The input »

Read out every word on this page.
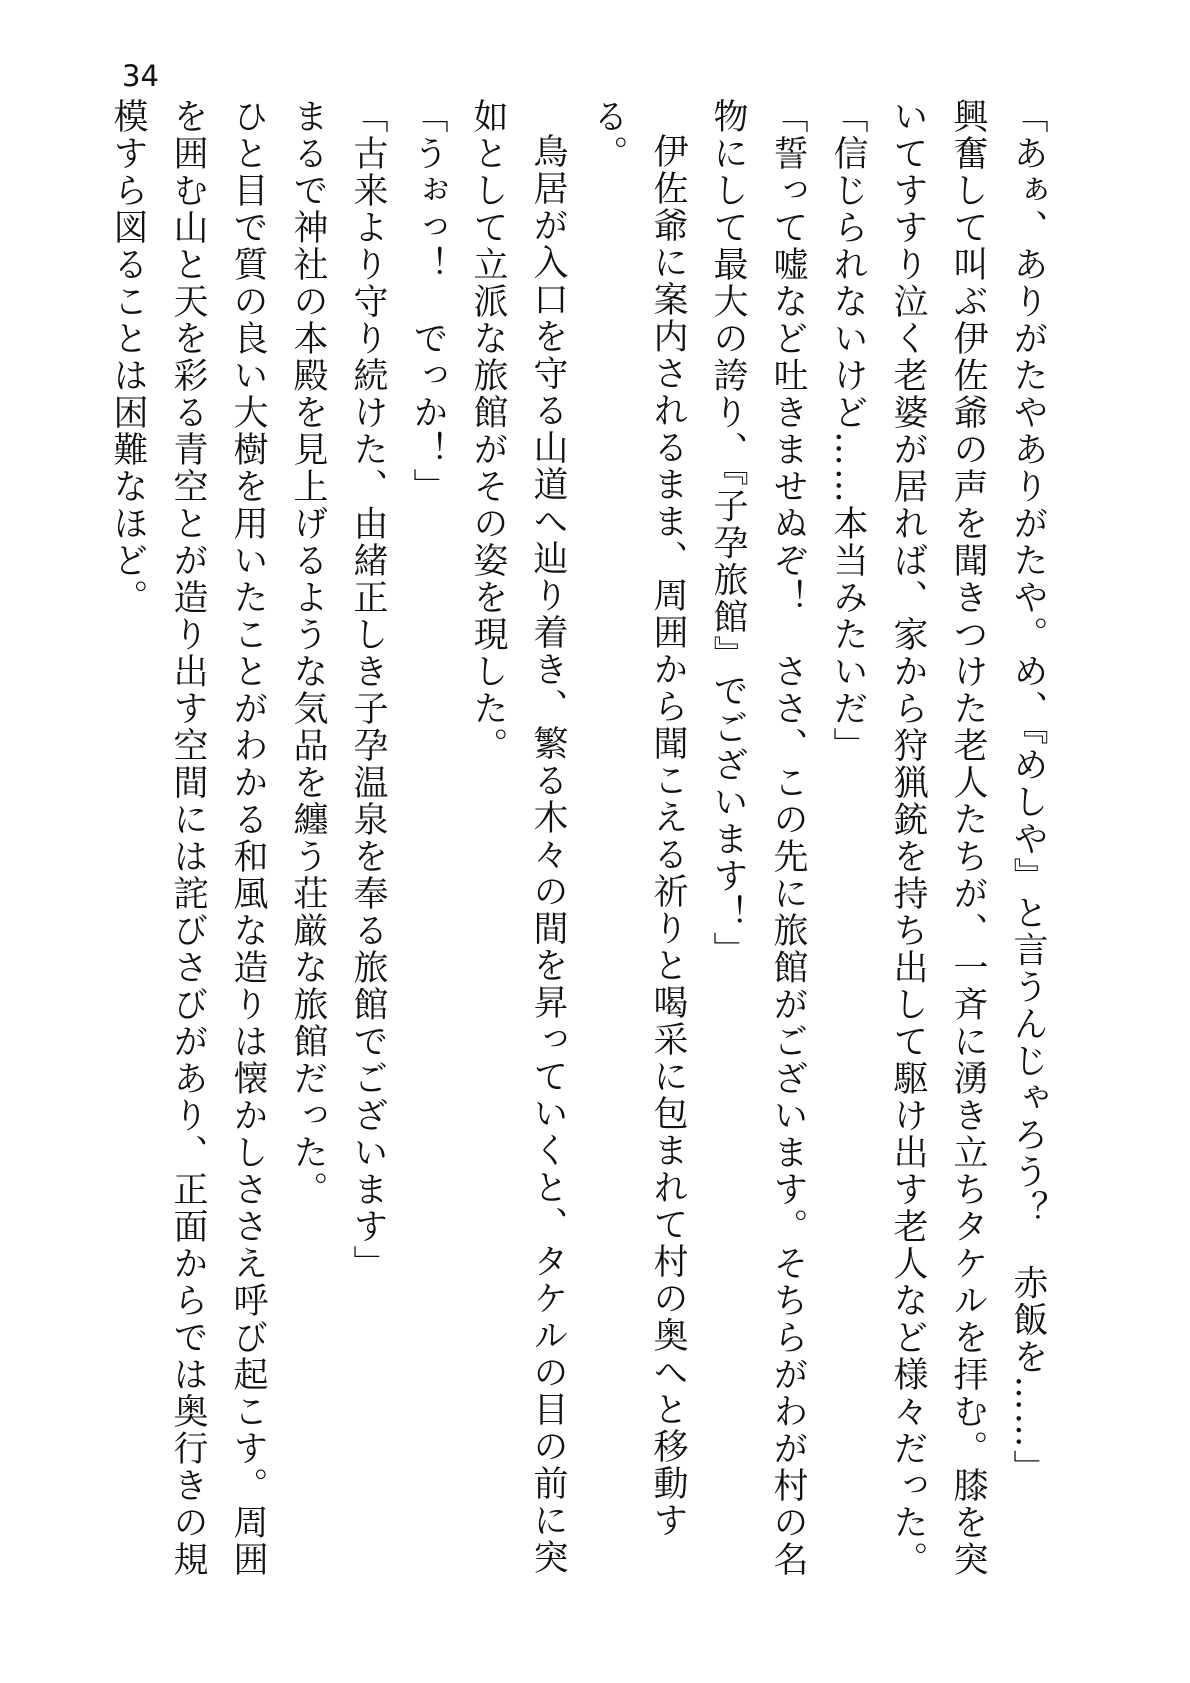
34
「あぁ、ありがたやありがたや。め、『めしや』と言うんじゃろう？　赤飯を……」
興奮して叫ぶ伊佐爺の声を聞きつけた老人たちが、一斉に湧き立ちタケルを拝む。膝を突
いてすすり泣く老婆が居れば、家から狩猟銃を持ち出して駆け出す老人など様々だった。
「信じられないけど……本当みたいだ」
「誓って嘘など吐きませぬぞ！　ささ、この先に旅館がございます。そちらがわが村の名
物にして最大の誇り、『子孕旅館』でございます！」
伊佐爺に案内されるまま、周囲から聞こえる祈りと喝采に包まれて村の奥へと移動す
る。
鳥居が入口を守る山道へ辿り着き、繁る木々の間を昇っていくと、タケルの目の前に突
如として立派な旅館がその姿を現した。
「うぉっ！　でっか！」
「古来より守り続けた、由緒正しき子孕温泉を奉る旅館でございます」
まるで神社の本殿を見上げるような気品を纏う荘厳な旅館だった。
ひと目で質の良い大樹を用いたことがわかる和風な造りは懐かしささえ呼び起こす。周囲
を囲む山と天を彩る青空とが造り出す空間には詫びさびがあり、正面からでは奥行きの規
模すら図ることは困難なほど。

Exercise objective » Every line above should be repeated exactly; pictures stay out of the copy.

Result »
Read out every word on this page.
34
「あぁ、ありがたやありがたや。め、『めしや』と言うんじゃろう？　赤飯を……」
興奮して叫ぶ伊佐爺の声を聞きつけた老人たちが、一斉に湧き立ちタケルを拝む。膝を突
いてすすり泣く老婆が居れば、家から狩猟銃を持ち出して駆け出す老人など様々だった。
「信じられないけど……本当みたいだ」
「誓って嘘など吐きませぬぞ！　ささ、この先に旅館がございます。そちらがわが村の名
物にして最大の誇り、『子孕旅館』でございます！」
伊佐爺に案内されるまま、周囲から聞こえる祈りと喝采に包まれて村の奥へと移動す
る。
鳥居が入口を守る山道へ辿り着き、繁る木々の間を昇っていくと、タケルの目の前に突
如として立派な旅館がその姿を現した。
「うぉっ！　でっか！」
「古来より守り続けた、由緒正しき子孕温泉を奉る旅館でございます」
まるで神社の本殿を見上げるような気品を纏う荘厳な旅館だった。
ひと目で質の良い大樹を用いたことがわかる和風な造りは懐かしささえ呼び起こす。周囲
を囲む山と天を彩る青空とが造り出す空間には詫びさびがあり、正面からでは奥行きの規
模すら図ることは困難なほど。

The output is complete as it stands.